__Figure contents as structured data__:
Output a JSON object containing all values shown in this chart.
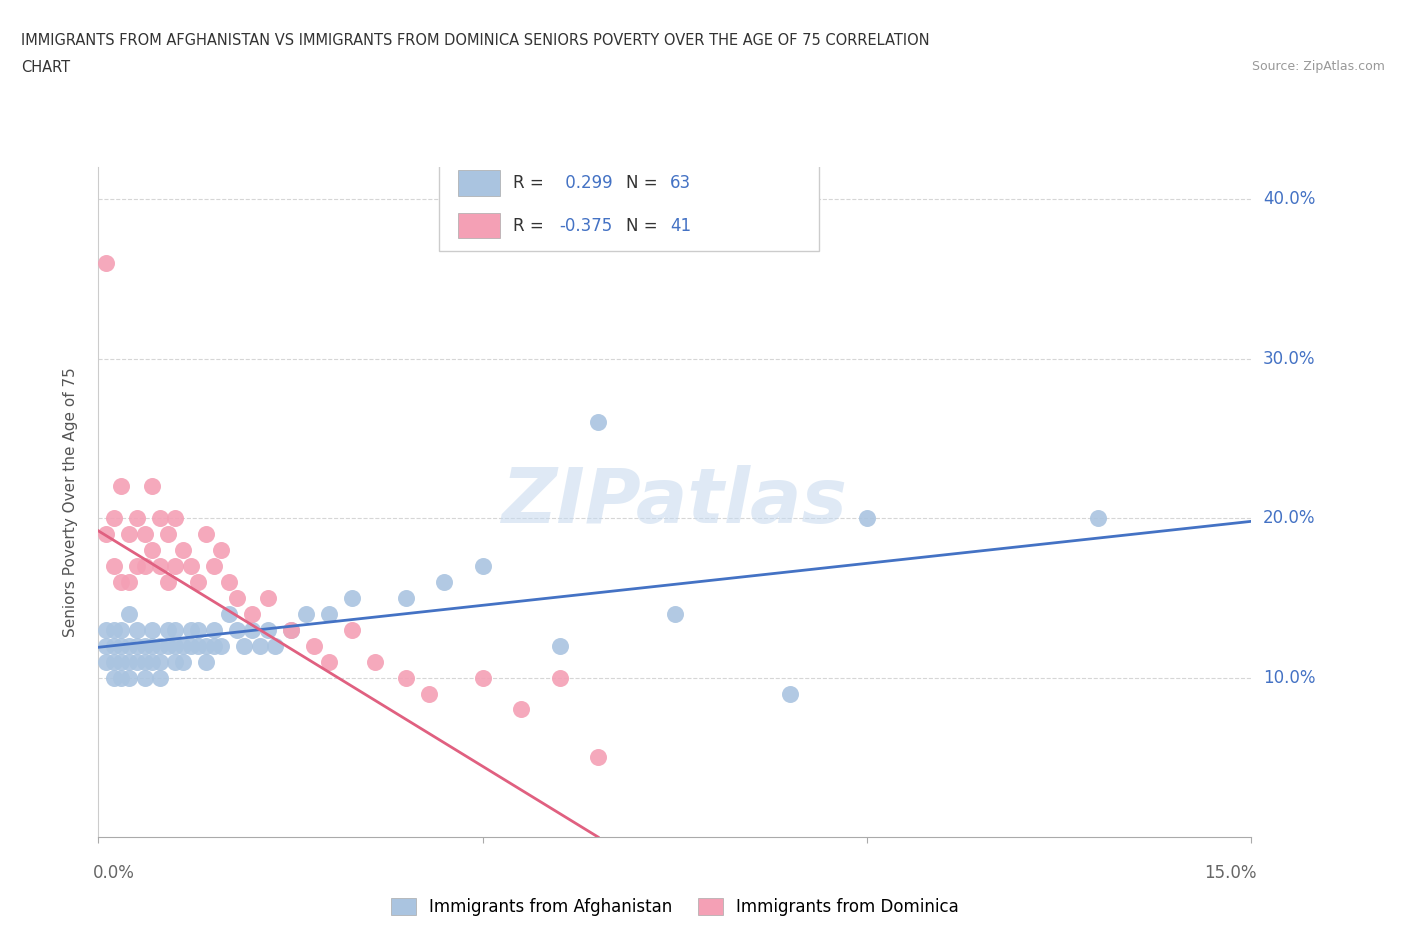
{
  "title_line1": "IMMIGRANTS FROM AFGHANISTAN VS IMMIGRANTS FROM DOMINICA SENIORS POVERTY OVER THE AGE OF 75 CORRELATION",
  "title_line2": "CHART",
  "source_text": "Source: ZipAtlas.com",
  "ylabel": "Seniors Poverty Over the Age of 75",
  "xlim": [
    0.0,
    0.15
  ],
  "ylim": [
    0.0,
    0.42
  ],
  "xtick_positions": [
    0.0,
    0.05,
    0.1,
    0.15
  ],
  "xtick_labels": [
    "0.0%",
    "",
    "",
    "15.0%"
  ],
  "ytick_positions": [
    0.1,
    0.2,
    0.3,
    0.4
  ],
  "ytick_labels": [
    "10.0%",
    "20.0%",
    "30.0%",
    "40.0%"
  ],
  "afghanistan_R": 0.299,
  "afghanistan_N": 63,
  "dominica_R": -0.375,
  "dominica_N": 41,
  "afghanistan_color": "#aac4e0",
  "dominica_color": "#f4a0b5",
  "afghanistan_line_color": "#4472c4",
  "dominica_line_color": "#e06080",
  "watermark_text": "ZIPatlas",
  "legend_x_label": "Immigrants from Afghanistan",
  "legend_d_label": "Immigrants from Dominica",
  "afghanistan_x": [
    0.001,
    0.001,
    0.001,
    0.002,
    0.002,
    0.002,
    0.002,
    0.003,
    0.003,
    0.003,
    0.003,
    0.004,
    0.004,
    0.004,
    0.004,
    0.005,
    0.005,
    0.005,
    0.006,
    0.006,
    0.006,
    0.007,
    0.007,
    0.007,
    0.008,
    0.008,
    0.008,
    0.009,
    0.009,
    0.01,
    0.01,
    0.01,
    0.011,
    0.011,
    0.012,
    0.012,
    0.013,
    0.013,
    0.014,
    0.014,
    0.015,
    0.015,
    0.016,
    0.017,
    0.018,
    0.019,
    0.02,
    0.021,
    0.022,
    0.023,
    0.025,
    0.027,
    0.03,
    0.033,
    0.04,
    0.045,
    0.05,
    0.06,
    0.065,
    0.075,
    0.09,
    0.1,
    0.13
  ],
  "afghanistan_y": [
    0.12,
    0.11,
    0.13,
    0.12,
    0.11,
    0.1,
    0.13,
    0.12,
    0.11,
    0.1,
    0.13,
    0.12,
    0.11,
    0.1,
    0.14,
    0.13,
    0.12,
    0.11,
    0.12,
    0.11,
    0.1,
    0.13,
    0.12,
    0.11,
    0.12,
    0.11,
    0.1,
    0.13,
    0.12,
    0.12,
    0.11,
    0.13,
    0.12,
    0.11,
    0.13,
    0.12,
    0.12,
    0.13,
    0.12,
    0.11,
    0.12,
    0.13,
    0.12,
    0.14,
    0.13,
    0.12,
    0.13,
    0.12,
    0.13,
    0.12,
    0.13,
    0.14,
    0.14,
    0.15,
    0.15,
    0.16,
    0.17,
    0.12,
    0.26,
    0.14,
    0.09,
    0.2,
    0.2
  ],
  "dominica_x": [
    0.001,
    0.001,
    0.002,
    0.002,
    0.003,
    0.003,
    0.004,
    0.004,
    0.005,
    0.005,
    0.006,
    0.006,
    0.007,
    0.007,
    0.008,
    0.008,
    0.009,
    0.009,
    0.01,
    0.01,
    0.011,
    0.012,
    0.013,
    0.014,
    0.015,
    0.016,
    0.017,
    0.018,
    0.02,
    0.022,
    0.025,
    0.028,
    0.03,
    0.033,
    0.036,
    0.04,
    0.043,
    0.05,
    0.055,
    0.06,
    0.065
  ],
  "dominica_y": [
    0.36,
    0.19,
    0.2,
    0.17,
    0.22,
    0.16,
    0.19,
    0.16,
    0.2,
    0.17,
    0.19,
    0.17,
    0.22,
    0.18,
    0.2,
    0.17,
    0.19,
    0.16,
    0.2,
    0.17,
    0.18,
    0.17,
    0.16,
    0.19,
    0.17,
    0.18,
    0.16,
    0.15,
    0.14,
    0.15,
    0.13,
    0.12,
    0.11,
    0.13,
    0.11,
    0.1,
    0.09,
    0.1,
    0.08,
    0.1,
    0.05
  ],
  "af_line_x0": 0.0,
  "af_line_x1": 0.15,
  "af_line_y0": 0.119,
  "af_line_y1": 0.198,
  "dom_line_x0": 0.0,
  "dom_line_x1": 0.065,
  "dom_line_y0": 0.192,
  "dom_line_y1": 0.0
}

__EXERCISE__: Pictures stay out; repeat all the rest of the records exactly.

__REPLY TO THE EXERCISE__:
Output a JSON object containing all values shown in this chart.
{
  "title_line1": "IMMIGRANTS FROM AFGHANISTAN VS IMMIGRANTS FROM DOMINICA SENIORS POVERTY OVER THE AGE OF 75 CORRELATION",
  "title_line2": "CHART",
  "source_text": "Source: ZipAtlas.com",
  "ylabel": "Seniors Poverty Over the Age of 75",
  "xlim": [
    0.0,
    0.15
  ],
  "ylim": [
    0.0,
    0.42
  ],
  "xtick_positions": [
    0.0,
    0.05,
    0.1,
    0.15
  ],
  "xtick_labels": [
    "0.0%",
    "",
    "",
    "15.0%"
  ],
  "ytick_positions": [
    0.1,
    0.2,
    0.3,
    0.4
  ],
  "ytick_labels": [
    "10.0%",
    "20.0%",
    "30.0%",
    "40.0%"
  ],
  "afghanistan_R": 0.299,
  "afghanistan_N": 63,
  "dominica_R": -0.375,
  "dominica_N": 41,
  "afghanistan_color": "#aac4e0",
  "dominica_color": "#f4a0b5",
  "afghanistan_line_color": "#4472c4",
  "dominica_line_color": "#e06080",
  "watermark_text": "ZIPatlas",
  "legend_x_label": "Immigrants from Afghanistan",
  "legend_d_label": "Immigrants from Dominica",
  "afghanistan_x": [
    0.001,
    0.001,
    0.001,
    0.002,
    0.002,
    0.002,
    0.002,
    0.003,
    0.003,
    0.003,
    0.003,
    0.004,
    0.004,
    0.004,
    0.004,
    0.005,
    0.005,
    0.005,
    0.006,
    0.006,
    0.006,
    0.007,
    0.007,
    0.007,
    0.008,
    0.008,
    0.008,
    0.009,
    0.009,
    0.01,
    0.01,
    0.01,
    0.011,
    0.011,
    0.012,
    0.012,
    0.013,
    0.013,
    0.014,
    0.014,
    0.015,
    0.015,
    0.016,
    0.017,
    0.018,
    0.019,
    0.02,
    0.021,
    0.022,
    0.023,
    0.025,
    0.027,
    0.03,
    0.033,
    0.04,
    0.045,
    0.05,
    0.06,
    0.065,
    0.075,
    0.09,
    0.1,
    0.13
  ],
  "afghanistan_y": [
    0.12,
    0.11,
    0.13,
    0.12,
    0.11,
    0.1,
    0.13,
    0.12,
    0.11,
    0.1,
    0.13,
    0.12,
    0.11,
    0.1,
    0.14,
    0.13,
    0.12,
    0.11,
    0.12,
    0.11,
    0.1,
    0.13,
    0.12,
    0.11,
    0.12,
    0.11,
    0.1,
    0.13,
    0.12,
    0.12,
    0.11,
    0.13,
    0.12,
    0.11,
    0.13,
    0.12,
    0.12,
    0.13,
    0.12,
    0.11,
    0.12,
    0.13,
    0.12,
    0.14,
    0.13,
    0.12,
    0.13,
    0.12,
    0.13,
    0.12,
    0.13,
    0.14,
    0.14,
    0.15,
    0.15,
    0.16,
    0.17,
    0.12,
    0.26,
    0.14,
    0.09,
    0.2,
    0.2
  ],
  "dominica_x": [
    0.001,
    0.001,
    0.002,
    0.002,
    0.003,
    0.003,
    0.004,
    0.004,
    0.005,
    0.005,
    0.006,
    0.006,
    0.007,
    0.007,
    0.008,
    0.008,
    0.009,
    0.009,
    0.01,
    0.01,
    0.011,
    0.012,
    0.013,
    0.014,
    0.015,
    0.016,
    0.017,
    0.018,
    0.02,
    0.022,
    0.025,
    0.028,
    0.03,
    0.033,
    0.036,
    0.04,
    0.043,
    0.05,
    0.055,
    0.06,
    0.065
  ],
  "dominica_y": [
    0.36,
    0.19,
    0.2,
    0.17,
    0.22,
    0.16,
    0.19,
    0.16,
    0.2,
    0.17,
    0.19,
    0.17,
    0.22,
    0.18,
    0.2,
    0.17,
    0.19,
    0.16,
    0.2,
    0.17,
    0.18,
    0.17,
    0.16,
    0.19,
    0.17,
    0.18,
    0.16,
    0.15,
    0.14,
    0.15,
    0.13,
    0.12,
    0.11,
    0.13,
    0.11,
    0.1,
    0.09,
    0.1,
    0.08,
    0.1,
    0.05
  ],
  "af_line_x0": 0.0,
  "af_line_x1": 0.15,
  "af_line_y0": 0.119,
  "af_line_y1": 0.198,
  "dom_line_x0": 0.0,
  "dom_line_x1": 0.065,
  "dom_line_y0": 0.192,
  "dom_line_y1": 0.0
}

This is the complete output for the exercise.